Your instructions - Exactly as written, print each record in the listing.

(Saved data entries)
--- BEGIN ---

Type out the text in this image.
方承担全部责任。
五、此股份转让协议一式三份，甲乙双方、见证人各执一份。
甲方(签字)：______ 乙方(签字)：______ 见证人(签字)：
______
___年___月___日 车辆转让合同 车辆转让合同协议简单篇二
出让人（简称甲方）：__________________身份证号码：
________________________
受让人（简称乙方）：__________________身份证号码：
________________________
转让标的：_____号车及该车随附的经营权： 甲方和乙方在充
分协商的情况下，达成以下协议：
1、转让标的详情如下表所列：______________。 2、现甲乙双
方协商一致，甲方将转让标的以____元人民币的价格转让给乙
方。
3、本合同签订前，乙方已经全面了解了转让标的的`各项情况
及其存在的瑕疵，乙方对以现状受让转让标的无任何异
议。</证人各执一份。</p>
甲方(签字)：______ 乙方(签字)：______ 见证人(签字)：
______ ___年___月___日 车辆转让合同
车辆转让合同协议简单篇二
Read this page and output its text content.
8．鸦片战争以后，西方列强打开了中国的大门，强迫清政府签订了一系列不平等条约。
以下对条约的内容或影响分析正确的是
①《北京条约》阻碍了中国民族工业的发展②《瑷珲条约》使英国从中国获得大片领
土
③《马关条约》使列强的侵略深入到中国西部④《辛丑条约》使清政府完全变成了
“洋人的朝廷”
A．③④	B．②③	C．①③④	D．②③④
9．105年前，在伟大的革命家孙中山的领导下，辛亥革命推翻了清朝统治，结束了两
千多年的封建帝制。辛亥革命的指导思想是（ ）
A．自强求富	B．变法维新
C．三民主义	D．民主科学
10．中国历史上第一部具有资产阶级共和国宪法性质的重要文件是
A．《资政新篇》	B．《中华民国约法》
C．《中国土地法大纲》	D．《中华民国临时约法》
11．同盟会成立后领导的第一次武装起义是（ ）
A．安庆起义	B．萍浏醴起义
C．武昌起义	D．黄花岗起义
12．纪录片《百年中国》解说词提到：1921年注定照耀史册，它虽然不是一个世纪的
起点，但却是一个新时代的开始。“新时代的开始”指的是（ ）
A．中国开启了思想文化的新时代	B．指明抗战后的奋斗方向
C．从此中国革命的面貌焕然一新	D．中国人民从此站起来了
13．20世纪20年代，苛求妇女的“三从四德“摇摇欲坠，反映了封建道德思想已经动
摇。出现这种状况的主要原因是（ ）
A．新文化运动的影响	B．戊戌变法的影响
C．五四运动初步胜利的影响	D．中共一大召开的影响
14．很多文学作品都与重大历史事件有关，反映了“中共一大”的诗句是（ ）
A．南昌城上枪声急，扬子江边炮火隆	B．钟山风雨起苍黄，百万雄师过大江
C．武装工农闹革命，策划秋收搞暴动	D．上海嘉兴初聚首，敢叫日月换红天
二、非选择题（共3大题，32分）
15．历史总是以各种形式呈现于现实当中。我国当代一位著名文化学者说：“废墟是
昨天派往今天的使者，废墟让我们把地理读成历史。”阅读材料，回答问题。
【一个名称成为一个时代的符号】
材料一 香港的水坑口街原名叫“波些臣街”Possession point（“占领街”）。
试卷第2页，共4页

--- END ---

Full response -
Type out the text in this image.
方承担全部责任。
五、此股份转让协议一式三份，甲乙双方、见证人各执一份。
甲方(签字)：______ 乙方(签字)：______ 见证人(签字)：
______
___年___月___日 车辆转让合同 车辆转让合同协议简单篇二
出让人（简称甲方）：__________________身份证号码：
________________________
受让人（简称乙方）：__________________身份证号码：
________________________
转让标的：_____号车及该车随附的经营权： 甲方和乙方在充
分协商的情况下，达成以下协议：
1、转让标的详情如下表所列：______________。 2、现甲乙双
方协商一致，甲方将转让标的以____元人民币的价格转让给乙
方。
3、本合同签订前，乙方已经全面了解了转让标的的`各项情况
及其存在的瑕疵，乙方对以现状受让转让标的无任何异
议。</证人各执一份。</p>
甲方(签字)：______ 乙方(签字)：______ 见证人(签字)：
______ ___年___月___日 车辆转让合同
车辆转让合同协议简单篇二
Read this page and output its text content.
8．鸦片战争以后，西方列强打开了中国的大门，强迫清政府签订了一系列不平等条约。
以下对条约的内容或影响分析正确的是
①《北京条约》阻碍了中国民族工业的发展②《瑷珲条约》使英国从中国获得大片领
土
③《马关条约》使列强的侵略深入到中国西部④《辛丑条约》使清政府完全变成了
“洋人的朝廷”
A．③④	B．②③	C．①③④	D．②③④
9．105年前，在伟大的革命家孙中山的领导下，辛亥革命推翻了清朝统治，结束了两
千多年的封建帝制。辛亥革命的指导思想是（ ）
A．自强求富	B．变法维新
C．三民主义	D．民主科学
10．中国历史上第一部具有资产阶级共和国宪法性质的重要文件是
A．《资政新篇》	B．《中华民国约法》
C．《中国土地法大纲》	D．《中华民国临时约法》
11．同盟会成立后领导的第一次武装起义是（ ）
A．安庆起义	B．萍浏醴起义
C．武昌起义	D．黄花岗起义
12．纪录片《百年中国》解说词提到：1921年注定照耀史册，它虽然不是一个世纪的
起点，但却是一个新时代的开始。“新时代的开始”指的是（ ）
A．中国开启了思想文化的新时代	B．指明抗战后的奋斗方向
C．从此中国革命的面貌焕然一新	D．中国人民从此站起来了
13．20世纪20年代，苛求妇女的“三从四德“摇摇欲坠，反映了封建道德思想已经动
摇。出现这种状况的主要原因是（ ）
A．新文化运动的影响	B．戊戌变法的影响
C．五四运动初步胜利的影响	D．中共一大召开的影响
14．很多文学作品都与重大历史事件有关，反映了“中共一大”的诗句是（ ）
A．南昌城上枪声急，扬子江边炮火隆	B．钟山风雨起苍黄，百万雄师过大江
C．武装工农闹革命，策划秋收搞暴动	D．上海嘉兴初聚首，敢叫日月换红天
二、非选择题（共3大题，32分）
15．历史总是以各种形式呈现于现实当中。我国当代一位著名文化学者说：“废墟是
昨天派往今天的使者，废墟让我们把地理读成历史。”阅读材料，回答问题。
【一个名称成为一个时代的符号】
材料一 香港的水坑口街原名叫“波些臣街”Possession point（“占领街”）。
试卷第2页，共4页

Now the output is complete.